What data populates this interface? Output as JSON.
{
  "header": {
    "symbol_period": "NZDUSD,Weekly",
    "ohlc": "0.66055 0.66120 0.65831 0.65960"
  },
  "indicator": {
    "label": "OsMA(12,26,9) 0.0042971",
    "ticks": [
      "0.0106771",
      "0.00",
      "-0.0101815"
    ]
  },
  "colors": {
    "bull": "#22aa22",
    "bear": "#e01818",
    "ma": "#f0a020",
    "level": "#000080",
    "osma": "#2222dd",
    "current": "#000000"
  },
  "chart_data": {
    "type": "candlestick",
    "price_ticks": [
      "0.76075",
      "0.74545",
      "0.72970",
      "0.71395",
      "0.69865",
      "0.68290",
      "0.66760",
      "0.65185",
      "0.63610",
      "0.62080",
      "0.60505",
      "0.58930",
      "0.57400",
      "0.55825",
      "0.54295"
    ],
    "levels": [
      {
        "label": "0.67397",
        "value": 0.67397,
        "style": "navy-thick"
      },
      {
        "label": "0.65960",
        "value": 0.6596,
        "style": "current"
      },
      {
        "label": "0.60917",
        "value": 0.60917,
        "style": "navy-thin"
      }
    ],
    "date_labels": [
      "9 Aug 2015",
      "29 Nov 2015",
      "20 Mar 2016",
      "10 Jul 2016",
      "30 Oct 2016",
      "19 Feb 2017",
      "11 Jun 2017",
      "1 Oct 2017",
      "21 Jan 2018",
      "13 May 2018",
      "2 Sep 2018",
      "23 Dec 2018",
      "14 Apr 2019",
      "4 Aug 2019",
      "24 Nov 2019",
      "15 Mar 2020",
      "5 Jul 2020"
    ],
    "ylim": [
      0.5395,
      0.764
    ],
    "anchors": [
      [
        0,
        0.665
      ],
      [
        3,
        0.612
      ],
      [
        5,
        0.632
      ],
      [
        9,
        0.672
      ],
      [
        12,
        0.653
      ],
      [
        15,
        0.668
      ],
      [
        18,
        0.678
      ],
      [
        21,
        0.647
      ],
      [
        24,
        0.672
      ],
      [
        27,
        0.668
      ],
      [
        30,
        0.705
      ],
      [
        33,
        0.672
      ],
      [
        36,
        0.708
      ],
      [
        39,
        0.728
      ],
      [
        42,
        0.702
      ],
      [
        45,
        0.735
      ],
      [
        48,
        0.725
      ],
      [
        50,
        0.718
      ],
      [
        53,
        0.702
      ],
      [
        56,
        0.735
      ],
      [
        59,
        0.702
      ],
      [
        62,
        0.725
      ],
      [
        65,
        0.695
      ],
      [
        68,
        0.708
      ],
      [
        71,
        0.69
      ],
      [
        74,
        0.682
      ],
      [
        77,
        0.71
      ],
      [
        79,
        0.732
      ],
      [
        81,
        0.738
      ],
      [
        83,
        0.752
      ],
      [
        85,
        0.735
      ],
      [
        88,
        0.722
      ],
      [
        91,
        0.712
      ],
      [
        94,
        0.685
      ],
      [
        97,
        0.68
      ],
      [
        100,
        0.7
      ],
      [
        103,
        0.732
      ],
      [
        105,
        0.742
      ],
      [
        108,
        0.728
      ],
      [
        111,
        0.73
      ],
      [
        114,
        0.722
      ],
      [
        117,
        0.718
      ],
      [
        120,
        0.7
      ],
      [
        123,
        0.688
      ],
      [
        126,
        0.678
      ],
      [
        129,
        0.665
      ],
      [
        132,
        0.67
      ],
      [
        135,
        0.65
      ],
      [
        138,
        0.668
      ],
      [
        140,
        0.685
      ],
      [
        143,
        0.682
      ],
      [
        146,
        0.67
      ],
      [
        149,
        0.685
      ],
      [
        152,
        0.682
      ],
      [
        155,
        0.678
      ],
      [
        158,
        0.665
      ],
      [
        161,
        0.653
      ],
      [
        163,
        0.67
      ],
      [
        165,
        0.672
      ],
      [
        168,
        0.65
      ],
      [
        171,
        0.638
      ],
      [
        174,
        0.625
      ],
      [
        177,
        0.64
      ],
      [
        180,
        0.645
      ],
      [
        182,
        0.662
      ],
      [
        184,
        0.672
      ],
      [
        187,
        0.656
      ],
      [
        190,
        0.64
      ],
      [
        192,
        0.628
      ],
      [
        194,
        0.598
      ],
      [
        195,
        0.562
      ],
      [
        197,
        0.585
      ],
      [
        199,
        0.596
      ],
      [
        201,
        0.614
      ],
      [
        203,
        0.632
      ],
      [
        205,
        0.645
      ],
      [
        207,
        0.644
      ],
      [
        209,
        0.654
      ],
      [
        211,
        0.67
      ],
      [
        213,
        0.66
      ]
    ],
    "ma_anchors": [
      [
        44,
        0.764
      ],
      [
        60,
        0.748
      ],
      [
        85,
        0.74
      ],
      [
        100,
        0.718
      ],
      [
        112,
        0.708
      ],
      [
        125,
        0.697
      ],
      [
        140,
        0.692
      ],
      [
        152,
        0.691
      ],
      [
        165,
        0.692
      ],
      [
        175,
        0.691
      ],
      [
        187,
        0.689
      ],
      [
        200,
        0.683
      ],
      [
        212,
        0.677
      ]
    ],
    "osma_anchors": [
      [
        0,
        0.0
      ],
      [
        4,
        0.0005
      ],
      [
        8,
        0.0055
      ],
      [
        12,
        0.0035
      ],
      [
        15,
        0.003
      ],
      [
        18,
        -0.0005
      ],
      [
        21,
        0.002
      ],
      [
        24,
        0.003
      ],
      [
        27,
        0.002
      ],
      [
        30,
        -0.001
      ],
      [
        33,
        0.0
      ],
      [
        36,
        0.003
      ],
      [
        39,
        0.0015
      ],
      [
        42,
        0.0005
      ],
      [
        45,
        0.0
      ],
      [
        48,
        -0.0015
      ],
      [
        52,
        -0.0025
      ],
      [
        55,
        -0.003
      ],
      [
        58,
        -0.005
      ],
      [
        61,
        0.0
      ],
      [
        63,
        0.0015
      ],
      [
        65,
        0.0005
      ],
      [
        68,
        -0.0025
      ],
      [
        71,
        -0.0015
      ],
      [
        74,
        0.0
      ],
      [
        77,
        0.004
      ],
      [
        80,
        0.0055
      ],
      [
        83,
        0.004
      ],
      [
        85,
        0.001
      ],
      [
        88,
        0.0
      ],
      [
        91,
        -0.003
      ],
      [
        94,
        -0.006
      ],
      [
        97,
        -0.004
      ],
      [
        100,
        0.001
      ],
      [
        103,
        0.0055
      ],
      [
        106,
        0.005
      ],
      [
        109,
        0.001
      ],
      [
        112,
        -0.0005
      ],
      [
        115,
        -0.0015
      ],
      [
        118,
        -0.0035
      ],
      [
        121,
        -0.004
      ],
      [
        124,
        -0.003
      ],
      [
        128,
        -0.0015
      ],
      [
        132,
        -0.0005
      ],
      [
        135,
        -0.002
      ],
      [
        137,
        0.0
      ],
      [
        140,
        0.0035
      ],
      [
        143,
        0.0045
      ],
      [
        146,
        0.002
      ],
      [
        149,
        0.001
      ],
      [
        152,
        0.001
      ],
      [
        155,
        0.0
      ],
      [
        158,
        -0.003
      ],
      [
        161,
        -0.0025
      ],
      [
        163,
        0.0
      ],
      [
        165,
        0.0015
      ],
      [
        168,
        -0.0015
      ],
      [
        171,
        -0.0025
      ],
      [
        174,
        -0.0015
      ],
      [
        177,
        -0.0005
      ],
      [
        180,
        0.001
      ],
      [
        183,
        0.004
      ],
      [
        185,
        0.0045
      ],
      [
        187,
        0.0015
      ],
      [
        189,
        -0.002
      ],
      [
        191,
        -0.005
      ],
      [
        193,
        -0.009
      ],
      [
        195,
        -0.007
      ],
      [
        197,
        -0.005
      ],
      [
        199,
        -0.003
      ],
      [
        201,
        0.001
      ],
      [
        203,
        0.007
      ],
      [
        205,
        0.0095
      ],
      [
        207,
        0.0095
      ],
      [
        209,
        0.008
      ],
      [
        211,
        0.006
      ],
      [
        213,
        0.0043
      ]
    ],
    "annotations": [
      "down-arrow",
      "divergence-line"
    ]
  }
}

:::

* [Exercise] Using the listing, copy every line where the word "style" shows up.

* [Final result]
        "style": "navy-thick"
        "style": "current"
        "style": "navy-thin"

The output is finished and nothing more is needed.